**Short task:**
Look for the string "What" and copy every line that has it.

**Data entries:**
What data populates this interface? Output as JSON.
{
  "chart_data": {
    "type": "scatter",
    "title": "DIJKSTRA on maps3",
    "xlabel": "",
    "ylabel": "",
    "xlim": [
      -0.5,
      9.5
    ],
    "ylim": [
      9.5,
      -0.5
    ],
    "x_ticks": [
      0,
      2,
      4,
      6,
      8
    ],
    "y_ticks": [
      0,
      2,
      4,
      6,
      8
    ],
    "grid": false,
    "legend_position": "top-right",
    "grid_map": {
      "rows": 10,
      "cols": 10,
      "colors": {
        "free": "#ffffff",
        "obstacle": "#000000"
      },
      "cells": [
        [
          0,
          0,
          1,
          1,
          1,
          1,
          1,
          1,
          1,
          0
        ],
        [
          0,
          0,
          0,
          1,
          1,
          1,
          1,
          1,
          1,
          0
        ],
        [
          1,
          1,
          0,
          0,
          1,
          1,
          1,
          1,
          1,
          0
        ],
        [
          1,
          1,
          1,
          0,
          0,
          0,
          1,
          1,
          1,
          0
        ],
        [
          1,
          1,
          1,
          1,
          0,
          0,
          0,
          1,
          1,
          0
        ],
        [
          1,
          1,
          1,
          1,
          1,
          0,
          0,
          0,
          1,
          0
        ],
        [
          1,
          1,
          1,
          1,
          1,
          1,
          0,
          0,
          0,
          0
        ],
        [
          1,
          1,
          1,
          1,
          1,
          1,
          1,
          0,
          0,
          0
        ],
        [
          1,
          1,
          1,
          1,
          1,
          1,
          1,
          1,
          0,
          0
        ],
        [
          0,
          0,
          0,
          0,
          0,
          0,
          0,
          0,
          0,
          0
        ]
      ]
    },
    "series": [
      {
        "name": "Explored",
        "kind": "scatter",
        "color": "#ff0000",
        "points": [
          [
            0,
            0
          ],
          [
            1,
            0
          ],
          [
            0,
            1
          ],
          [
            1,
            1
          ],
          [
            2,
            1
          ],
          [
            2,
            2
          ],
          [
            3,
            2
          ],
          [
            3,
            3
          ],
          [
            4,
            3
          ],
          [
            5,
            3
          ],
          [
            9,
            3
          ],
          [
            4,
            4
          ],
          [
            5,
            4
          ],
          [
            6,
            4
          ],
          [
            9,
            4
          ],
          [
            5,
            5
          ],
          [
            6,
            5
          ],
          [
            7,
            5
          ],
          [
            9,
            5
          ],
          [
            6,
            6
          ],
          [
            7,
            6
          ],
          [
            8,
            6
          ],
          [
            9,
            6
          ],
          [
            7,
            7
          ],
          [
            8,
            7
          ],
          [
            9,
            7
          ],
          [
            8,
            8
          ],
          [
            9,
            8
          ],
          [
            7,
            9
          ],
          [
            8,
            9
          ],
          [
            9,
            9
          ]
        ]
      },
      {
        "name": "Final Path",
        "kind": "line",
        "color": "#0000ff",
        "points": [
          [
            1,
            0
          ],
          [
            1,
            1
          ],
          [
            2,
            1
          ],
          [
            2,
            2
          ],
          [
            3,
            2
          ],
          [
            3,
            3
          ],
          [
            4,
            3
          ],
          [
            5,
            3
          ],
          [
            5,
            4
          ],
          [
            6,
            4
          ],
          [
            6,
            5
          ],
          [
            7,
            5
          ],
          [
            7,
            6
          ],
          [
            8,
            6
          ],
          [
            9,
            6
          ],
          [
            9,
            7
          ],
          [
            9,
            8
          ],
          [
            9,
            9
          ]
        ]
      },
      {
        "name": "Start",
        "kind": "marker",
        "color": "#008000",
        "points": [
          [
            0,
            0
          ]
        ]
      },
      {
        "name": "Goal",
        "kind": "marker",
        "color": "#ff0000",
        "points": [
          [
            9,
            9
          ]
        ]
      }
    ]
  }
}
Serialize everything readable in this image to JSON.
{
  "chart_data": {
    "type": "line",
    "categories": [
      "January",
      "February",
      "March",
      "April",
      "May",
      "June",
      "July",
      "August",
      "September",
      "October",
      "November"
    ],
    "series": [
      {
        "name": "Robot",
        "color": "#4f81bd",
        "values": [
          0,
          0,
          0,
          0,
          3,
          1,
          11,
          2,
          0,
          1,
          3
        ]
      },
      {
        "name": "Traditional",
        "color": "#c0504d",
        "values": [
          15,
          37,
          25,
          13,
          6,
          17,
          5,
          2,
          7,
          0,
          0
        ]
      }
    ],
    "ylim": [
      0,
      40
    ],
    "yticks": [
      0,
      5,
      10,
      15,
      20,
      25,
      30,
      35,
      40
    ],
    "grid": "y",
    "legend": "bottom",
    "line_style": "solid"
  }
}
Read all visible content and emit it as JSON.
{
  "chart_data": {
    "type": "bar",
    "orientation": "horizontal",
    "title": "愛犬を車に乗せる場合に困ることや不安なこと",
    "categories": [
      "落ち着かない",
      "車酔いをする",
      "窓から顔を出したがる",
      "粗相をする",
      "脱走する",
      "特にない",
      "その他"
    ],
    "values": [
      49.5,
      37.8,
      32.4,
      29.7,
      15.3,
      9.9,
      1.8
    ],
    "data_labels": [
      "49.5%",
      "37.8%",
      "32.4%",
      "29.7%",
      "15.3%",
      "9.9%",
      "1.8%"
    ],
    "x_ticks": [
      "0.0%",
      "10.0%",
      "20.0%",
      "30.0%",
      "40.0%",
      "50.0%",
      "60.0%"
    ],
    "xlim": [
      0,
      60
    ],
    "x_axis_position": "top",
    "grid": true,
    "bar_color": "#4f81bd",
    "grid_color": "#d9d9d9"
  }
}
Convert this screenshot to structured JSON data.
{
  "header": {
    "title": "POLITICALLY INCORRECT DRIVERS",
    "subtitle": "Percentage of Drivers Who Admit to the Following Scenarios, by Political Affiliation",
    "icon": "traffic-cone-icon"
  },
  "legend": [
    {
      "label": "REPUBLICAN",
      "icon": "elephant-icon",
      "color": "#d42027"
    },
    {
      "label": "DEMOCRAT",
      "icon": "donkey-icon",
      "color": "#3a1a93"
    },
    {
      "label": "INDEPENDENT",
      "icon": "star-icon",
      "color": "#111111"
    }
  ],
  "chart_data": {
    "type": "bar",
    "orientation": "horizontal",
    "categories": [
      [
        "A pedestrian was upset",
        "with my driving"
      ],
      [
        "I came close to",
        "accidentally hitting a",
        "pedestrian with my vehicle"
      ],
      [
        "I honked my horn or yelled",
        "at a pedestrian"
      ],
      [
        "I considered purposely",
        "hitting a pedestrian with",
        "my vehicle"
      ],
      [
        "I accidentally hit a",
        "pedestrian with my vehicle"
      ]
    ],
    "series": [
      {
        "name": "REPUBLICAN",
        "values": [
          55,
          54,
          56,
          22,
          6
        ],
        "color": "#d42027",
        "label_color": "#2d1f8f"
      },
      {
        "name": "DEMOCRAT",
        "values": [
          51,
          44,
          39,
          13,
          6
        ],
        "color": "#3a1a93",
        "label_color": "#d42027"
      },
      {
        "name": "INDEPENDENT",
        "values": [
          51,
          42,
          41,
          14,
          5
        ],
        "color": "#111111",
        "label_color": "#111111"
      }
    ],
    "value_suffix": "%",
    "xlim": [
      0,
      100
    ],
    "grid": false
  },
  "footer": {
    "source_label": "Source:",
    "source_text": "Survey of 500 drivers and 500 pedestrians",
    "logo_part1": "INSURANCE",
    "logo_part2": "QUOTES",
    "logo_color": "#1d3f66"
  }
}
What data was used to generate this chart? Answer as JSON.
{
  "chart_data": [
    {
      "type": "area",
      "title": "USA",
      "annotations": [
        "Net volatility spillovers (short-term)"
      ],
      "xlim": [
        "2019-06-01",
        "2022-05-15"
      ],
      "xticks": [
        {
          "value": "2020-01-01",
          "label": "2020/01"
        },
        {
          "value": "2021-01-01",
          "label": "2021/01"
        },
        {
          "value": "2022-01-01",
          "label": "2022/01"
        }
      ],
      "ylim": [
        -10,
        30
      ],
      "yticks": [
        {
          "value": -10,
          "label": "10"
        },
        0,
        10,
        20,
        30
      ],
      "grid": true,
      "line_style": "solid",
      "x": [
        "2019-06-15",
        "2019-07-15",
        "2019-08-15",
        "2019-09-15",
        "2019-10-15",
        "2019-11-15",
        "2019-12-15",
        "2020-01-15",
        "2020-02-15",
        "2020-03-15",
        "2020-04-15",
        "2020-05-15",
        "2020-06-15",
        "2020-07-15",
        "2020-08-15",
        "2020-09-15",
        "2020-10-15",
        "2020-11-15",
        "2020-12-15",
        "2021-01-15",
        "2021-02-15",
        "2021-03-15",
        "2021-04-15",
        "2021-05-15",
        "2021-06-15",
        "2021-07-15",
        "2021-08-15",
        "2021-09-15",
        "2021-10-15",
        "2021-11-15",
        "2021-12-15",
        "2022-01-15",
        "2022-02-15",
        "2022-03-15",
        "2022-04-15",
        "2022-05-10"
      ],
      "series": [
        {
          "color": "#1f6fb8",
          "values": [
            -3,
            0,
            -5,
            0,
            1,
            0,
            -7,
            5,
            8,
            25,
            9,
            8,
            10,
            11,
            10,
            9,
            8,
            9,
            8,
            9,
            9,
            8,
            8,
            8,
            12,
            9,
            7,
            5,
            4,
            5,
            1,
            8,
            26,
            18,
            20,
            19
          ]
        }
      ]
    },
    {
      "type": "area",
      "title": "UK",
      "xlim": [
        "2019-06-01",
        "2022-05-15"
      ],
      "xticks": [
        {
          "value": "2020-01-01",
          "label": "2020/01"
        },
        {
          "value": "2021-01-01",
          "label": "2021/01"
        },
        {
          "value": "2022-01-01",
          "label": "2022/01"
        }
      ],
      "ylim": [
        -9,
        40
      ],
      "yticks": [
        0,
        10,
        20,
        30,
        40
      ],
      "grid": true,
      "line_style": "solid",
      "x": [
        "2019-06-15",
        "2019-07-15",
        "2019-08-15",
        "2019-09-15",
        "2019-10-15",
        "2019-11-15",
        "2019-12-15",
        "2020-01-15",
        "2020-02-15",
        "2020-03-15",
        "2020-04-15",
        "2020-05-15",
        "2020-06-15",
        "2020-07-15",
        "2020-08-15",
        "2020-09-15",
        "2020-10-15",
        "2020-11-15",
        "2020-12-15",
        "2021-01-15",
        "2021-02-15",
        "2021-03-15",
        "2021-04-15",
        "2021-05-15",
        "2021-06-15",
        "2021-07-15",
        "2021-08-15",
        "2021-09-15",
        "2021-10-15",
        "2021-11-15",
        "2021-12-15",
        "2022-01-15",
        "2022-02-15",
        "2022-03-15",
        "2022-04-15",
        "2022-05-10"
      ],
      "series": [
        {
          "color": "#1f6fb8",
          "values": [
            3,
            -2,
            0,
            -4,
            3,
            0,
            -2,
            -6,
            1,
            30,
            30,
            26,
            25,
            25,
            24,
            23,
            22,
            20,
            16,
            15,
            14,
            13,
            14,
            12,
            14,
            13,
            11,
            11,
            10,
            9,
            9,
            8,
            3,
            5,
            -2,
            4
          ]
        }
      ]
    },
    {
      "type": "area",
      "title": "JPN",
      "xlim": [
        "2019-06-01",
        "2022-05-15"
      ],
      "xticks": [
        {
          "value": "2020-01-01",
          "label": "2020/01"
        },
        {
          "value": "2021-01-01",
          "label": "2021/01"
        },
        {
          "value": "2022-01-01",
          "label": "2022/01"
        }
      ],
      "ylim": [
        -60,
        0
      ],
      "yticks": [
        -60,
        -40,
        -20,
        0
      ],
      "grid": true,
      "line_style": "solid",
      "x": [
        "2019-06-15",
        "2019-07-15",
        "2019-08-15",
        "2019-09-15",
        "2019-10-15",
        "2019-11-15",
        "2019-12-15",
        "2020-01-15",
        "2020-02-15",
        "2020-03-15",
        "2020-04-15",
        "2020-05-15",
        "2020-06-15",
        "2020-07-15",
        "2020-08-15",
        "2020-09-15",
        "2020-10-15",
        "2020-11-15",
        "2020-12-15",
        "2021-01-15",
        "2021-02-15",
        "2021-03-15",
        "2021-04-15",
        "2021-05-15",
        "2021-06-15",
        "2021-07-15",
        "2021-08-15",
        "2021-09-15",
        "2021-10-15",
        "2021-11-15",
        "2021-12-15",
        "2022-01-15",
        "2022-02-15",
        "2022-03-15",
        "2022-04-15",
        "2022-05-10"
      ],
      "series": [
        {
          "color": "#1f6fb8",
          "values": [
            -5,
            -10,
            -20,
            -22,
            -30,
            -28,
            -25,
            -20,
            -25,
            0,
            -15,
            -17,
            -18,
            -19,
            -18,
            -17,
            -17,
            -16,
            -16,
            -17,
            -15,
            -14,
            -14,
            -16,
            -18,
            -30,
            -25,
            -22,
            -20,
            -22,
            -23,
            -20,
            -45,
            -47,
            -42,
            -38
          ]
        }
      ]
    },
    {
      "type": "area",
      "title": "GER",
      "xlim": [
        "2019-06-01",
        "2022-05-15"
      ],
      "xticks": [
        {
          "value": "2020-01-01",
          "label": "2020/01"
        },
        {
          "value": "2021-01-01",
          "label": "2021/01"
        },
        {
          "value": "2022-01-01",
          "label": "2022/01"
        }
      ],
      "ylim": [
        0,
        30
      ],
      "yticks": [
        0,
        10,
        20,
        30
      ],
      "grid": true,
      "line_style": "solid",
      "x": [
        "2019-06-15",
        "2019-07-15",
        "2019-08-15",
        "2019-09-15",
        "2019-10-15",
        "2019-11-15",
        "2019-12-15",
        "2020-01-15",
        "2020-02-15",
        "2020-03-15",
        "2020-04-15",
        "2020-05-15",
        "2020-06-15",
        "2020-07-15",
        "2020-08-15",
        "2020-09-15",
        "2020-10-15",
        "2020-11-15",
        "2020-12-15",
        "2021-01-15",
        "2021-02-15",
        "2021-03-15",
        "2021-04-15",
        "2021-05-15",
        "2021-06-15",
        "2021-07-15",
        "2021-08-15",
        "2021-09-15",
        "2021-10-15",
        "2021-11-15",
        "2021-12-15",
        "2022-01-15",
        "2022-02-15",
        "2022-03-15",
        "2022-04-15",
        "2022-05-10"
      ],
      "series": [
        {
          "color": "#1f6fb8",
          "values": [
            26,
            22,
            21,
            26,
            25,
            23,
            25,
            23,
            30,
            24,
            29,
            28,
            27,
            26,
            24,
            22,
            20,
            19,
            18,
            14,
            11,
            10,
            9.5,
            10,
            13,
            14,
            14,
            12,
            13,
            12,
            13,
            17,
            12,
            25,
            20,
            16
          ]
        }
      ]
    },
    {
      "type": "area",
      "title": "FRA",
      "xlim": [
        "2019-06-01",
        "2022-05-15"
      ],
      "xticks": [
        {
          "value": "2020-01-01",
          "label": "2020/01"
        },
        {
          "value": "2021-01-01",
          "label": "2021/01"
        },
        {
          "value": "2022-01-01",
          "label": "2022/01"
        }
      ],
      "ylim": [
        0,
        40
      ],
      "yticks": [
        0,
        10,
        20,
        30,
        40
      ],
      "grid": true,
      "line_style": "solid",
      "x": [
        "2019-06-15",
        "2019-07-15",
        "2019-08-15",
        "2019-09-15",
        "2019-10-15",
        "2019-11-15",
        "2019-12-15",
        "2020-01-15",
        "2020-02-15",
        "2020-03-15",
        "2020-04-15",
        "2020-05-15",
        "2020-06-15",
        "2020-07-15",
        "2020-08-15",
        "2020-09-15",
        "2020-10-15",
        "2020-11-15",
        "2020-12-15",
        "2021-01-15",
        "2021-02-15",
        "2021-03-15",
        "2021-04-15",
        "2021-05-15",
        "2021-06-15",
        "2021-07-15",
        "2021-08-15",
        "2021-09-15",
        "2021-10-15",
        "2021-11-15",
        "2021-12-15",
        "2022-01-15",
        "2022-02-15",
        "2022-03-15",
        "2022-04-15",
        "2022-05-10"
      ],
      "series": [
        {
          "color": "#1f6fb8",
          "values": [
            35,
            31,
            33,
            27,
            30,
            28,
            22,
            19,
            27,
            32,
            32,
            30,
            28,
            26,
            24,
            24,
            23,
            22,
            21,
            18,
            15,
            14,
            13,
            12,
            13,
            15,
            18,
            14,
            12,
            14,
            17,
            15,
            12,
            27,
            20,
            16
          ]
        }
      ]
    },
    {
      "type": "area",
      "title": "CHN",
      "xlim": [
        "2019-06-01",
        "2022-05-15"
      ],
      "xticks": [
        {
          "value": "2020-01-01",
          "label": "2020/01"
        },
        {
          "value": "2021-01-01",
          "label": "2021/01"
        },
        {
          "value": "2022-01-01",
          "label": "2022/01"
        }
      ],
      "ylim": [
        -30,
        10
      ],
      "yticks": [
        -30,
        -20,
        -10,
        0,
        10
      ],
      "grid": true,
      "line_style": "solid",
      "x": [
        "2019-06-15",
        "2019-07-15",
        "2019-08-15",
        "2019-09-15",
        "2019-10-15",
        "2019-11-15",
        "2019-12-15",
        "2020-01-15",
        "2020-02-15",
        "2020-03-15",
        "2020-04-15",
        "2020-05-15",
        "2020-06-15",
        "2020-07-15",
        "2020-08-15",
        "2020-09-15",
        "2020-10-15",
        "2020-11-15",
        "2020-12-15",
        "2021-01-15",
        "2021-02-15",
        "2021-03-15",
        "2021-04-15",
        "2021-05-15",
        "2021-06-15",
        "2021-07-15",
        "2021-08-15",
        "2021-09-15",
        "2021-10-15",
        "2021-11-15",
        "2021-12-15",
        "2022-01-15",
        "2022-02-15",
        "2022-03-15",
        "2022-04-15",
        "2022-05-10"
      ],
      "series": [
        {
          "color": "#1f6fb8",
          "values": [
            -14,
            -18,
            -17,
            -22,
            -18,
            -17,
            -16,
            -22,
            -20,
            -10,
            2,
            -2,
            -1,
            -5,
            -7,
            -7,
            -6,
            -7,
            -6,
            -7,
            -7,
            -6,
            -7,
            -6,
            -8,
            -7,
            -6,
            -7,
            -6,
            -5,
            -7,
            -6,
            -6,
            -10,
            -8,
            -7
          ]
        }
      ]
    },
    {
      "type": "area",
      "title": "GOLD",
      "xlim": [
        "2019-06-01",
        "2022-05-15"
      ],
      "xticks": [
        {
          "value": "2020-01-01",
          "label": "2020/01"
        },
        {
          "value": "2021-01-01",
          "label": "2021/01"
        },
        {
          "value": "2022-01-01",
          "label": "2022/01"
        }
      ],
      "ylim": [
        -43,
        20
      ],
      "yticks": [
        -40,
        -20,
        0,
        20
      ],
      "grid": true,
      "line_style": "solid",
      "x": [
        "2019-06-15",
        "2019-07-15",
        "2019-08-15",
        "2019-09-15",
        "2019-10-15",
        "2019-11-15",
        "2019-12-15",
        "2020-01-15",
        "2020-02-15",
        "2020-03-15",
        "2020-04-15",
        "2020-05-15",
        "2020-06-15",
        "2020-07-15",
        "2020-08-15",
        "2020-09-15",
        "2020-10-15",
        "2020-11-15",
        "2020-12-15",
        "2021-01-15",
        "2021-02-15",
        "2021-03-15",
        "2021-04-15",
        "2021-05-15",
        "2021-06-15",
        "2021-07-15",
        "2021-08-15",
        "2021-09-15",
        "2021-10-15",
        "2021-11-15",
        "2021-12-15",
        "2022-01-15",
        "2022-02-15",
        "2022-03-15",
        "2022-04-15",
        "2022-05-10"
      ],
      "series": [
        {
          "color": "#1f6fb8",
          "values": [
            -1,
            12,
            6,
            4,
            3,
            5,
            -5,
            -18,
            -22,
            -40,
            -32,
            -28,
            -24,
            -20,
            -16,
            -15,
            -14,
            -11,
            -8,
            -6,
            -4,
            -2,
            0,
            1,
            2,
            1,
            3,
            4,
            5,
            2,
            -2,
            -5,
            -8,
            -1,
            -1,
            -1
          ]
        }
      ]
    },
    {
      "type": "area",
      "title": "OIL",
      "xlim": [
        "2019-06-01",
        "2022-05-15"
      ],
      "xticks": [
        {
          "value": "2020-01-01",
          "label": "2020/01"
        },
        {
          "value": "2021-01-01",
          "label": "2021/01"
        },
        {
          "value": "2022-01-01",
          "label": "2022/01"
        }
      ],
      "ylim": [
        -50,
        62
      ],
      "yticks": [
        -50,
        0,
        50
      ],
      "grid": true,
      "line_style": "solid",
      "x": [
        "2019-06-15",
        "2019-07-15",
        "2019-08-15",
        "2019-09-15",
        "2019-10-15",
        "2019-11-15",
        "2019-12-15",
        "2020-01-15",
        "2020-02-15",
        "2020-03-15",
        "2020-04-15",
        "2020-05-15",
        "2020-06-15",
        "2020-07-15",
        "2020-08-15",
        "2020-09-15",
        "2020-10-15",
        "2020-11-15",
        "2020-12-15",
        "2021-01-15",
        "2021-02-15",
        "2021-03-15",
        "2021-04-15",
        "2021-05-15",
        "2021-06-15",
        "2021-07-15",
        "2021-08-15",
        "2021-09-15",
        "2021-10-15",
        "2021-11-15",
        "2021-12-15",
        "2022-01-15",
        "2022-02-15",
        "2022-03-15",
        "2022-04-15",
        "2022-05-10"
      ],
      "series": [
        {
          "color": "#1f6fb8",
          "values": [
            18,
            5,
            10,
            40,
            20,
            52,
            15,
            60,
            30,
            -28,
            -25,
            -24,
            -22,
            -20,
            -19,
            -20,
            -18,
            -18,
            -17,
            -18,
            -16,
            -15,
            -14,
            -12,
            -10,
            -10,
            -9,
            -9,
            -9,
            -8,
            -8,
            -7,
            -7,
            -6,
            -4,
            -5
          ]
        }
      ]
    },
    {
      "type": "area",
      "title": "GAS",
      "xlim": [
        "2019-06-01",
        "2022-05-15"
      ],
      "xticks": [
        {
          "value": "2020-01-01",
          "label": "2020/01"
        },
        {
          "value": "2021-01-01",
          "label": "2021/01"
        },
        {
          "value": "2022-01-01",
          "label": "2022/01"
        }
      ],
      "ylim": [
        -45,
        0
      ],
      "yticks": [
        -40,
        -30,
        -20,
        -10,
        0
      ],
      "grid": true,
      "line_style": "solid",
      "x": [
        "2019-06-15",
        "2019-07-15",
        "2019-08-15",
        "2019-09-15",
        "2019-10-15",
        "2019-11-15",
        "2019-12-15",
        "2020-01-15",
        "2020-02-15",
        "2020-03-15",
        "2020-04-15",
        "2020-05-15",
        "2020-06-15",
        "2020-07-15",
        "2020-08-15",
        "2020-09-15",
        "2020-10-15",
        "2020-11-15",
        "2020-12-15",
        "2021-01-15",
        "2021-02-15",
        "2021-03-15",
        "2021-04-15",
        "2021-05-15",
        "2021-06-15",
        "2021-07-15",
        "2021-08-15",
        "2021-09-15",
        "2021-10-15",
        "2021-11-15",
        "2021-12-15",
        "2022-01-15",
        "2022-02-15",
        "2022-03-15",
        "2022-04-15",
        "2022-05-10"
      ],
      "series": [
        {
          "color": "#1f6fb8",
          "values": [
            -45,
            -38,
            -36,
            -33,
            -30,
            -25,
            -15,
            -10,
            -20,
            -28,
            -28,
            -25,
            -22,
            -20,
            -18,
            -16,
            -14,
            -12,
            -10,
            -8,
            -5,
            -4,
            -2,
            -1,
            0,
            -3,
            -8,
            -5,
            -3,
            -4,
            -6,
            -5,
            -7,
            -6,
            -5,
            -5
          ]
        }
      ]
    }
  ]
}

**Response to this task:**
What data populates this interface? Output as JSON.
What data was used to generate this chart? Answer as JSON.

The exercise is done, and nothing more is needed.